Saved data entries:
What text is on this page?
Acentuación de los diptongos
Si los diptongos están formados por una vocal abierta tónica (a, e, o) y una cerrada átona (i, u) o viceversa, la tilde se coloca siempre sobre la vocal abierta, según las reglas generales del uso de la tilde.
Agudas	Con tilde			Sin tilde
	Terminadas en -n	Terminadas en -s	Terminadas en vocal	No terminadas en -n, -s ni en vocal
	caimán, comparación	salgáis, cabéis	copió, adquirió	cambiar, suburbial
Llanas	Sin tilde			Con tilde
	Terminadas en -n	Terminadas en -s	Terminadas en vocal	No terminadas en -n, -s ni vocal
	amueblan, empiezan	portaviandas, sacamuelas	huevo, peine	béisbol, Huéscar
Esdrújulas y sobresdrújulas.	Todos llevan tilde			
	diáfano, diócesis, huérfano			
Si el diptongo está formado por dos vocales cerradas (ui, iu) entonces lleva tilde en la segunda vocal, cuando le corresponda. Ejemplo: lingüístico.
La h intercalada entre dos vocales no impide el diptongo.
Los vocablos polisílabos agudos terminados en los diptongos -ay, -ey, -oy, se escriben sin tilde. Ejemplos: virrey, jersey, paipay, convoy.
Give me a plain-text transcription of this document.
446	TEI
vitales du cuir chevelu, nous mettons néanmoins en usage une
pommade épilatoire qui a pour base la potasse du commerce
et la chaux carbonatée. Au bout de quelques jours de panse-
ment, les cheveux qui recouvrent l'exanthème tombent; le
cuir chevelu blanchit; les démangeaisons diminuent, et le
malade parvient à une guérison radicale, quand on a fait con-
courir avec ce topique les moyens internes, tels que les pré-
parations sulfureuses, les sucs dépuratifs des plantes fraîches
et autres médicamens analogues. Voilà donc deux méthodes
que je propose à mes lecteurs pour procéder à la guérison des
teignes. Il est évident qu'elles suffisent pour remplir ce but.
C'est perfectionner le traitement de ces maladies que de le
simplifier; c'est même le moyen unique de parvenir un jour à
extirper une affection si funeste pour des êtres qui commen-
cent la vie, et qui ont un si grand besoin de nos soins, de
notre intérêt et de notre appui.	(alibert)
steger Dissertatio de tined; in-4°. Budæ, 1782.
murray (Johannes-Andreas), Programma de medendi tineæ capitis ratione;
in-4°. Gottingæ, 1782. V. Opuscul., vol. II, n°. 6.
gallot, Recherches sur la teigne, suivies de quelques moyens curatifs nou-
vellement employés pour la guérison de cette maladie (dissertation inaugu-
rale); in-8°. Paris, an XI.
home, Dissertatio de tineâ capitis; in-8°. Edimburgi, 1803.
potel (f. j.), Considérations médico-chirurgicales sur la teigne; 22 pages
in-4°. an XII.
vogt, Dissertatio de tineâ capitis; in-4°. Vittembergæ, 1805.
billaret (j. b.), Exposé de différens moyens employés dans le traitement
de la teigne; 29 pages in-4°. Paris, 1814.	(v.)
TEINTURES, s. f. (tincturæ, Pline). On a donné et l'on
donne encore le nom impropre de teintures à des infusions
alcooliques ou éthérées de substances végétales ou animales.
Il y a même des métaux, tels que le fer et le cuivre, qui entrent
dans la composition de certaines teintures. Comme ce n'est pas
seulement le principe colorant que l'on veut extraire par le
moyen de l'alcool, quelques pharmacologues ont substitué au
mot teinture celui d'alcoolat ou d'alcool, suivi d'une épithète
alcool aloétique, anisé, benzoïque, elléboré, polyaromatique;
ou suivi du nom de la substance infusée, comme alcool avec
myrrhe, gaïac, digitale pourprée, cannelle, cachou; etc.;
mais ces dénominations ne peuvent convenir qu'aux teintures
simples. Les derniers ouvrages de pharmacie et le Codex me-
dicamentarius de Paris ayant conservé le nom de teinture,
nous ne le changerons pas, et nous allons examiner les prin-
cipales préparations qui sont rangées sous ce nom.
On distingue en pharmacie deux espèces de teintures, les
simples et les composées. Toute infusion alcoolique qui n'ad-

**Short exercise**
Print again each line of the listing above, exactly as it appears.

**Expected output**
What text is on this page?
Acentuación de los diptongos
Si los diptongos están formados por una vocal abierta tónica (a, e, o) y una cerrada átona (i, u) o viceversa, la tilde se coloca siempre sobre la vocal abierta, según las reglas generales del uso de la tilde.
Agudas	Con tilde			Sin tilde
	Terminadas en -n	Terminadas en -s	Terminadas en vocal	No terminadas en -n, -s ni en vocal
	caimán, comparación	salgáis, cabéis	copió, adquirió	cambiar, suburbial
Llanas	Sin tilde			Con tilde
	Terminadas en -n	Terminadas en -s	Terminadas en vocal	No terminadas en -n, -s ni vocal
	amueblan, empiezan	portaviandas, sacamuelas	huevo, peine	béisbol, Huéscar
Esdrújulas y sobresdrújulas.	Todos llevan tilde			
	diáfano, diócesis, huérfano			
Si el diptongo está formado por dos vocales cerradas (ui, iu) entonces lleva tilde en la segunda vocal, cuando le corresponda. Ejemplo: lingüístico.
La h intercalada entre dos vocales no impide el diptongo.
Los vocablos polisílabos agudos terminados en los diptongos -ay, -ey, -oy, se escriben sin tilde. Ejemplos: virrey, jersey, paipay, convoy.
Give me a plain-text transcription of this document.
446	TEI
vitales du cuir chevelu, nous mettons néanmoins en usage une
pommade épilatoire qui a pour base la potasse du commerce
et la chaux carbonatée. Au bout de quelques jours de panse-
ment, les cheveux qui recouvrent l'exanthème tombent; le
cuir chevelu blanchit; les démangeaisons diminuent, et le
malade parvient à une guérison radicale, quand on a fait con-
courir avec ce topique les moyens internes, tels que les pré-
parations sulfureuses, les sucs dépuratifs des plantes fraîches
et autres médicamens analogues. Voilà donc deux méthodes
que je propose à mes lecteurs pour procéder à la guérison des
teignes. Il est évident qu'elles suffisent pour remplir ce but.
C'est perfectionner le traitement de ces maladies que de le
simplifier; c'est même le moyen unique de parvenir un jour à
extirper une affection si funeste pour des êtres qui commen-
cent la vie, et qui ont un si grand besoin de nos soins, de
notre intérêt et de notre appui.	(alibert)
steger Dissertatio de tined; in-4°. Budæ, 1782.
murray (Johannes-Andreas), Programma de medendi tineæ capitis ratione;
in-4°. Gottingæ, 1782. V. Opuscul., vol. II, n°. 6.
gallot, Recherches sur la teigne, suivies de quelques moyens curatifs nou-
vellement employés pour la guérison de cette maladie (dissertation inaugu-
rale); in-8°. Paris, an XI.
home, Dissertatio de tineâ capitis; in-8°. Edimburgi, 1803.
potel (f. j.), Considérations médico-chirurgicales sur la teigne; 22 pages
in-4°. an XII.
vogt, Dissertatio de tineâ capitis; in-4°. Vittembergæ, 1805.
billaret (j. b.), Exposé de différens moyens employés dans le traitement
de la teigne; 29 pages in-4°. Paris, 1814.	(v.)
TEINTURES, s. f. (tincturæ, Pline). On a donné et l'on
donne encore le nom impropre de teintures à des infusions
alcooliques ou éthérées de substances végétales ou animales.
Il y a même des métaux, tels que le fer et le cuivre, qui entrent
dans la composition de certaines teintures. Comme ce n'est pas
seulement le principe colorant que l'on veut extraire par le
moyen de l'alcool, quelques pharmacologues ont substitué au
mot teinture celui d'alcoolat ou d'alcool, suivi d'une épithète
alcool aloétique, anisé, benzoïque, elléboré, polyaromatique;
ou suivi du nom de la substance infusée, comme alcool avec
myrrhe, gaïac, digitale pourprée, cannelle, cachou; etc.;
mais ces dénominations ne peuvent convenir qu'aux teintures
simples. Les derniers ouvrages de pharmacie et le Codex me-
dicamentarius de Paris ayant conservé le nom de teinture,
nous ne le changerons pas, et nous allons examiner les prin-
cipales préparations qui sont rangées sous ce nom.
On distingue en pharmacie deux espèces de teintures, les
simples et les composées. Toute infusion alcoolique qui n'ad-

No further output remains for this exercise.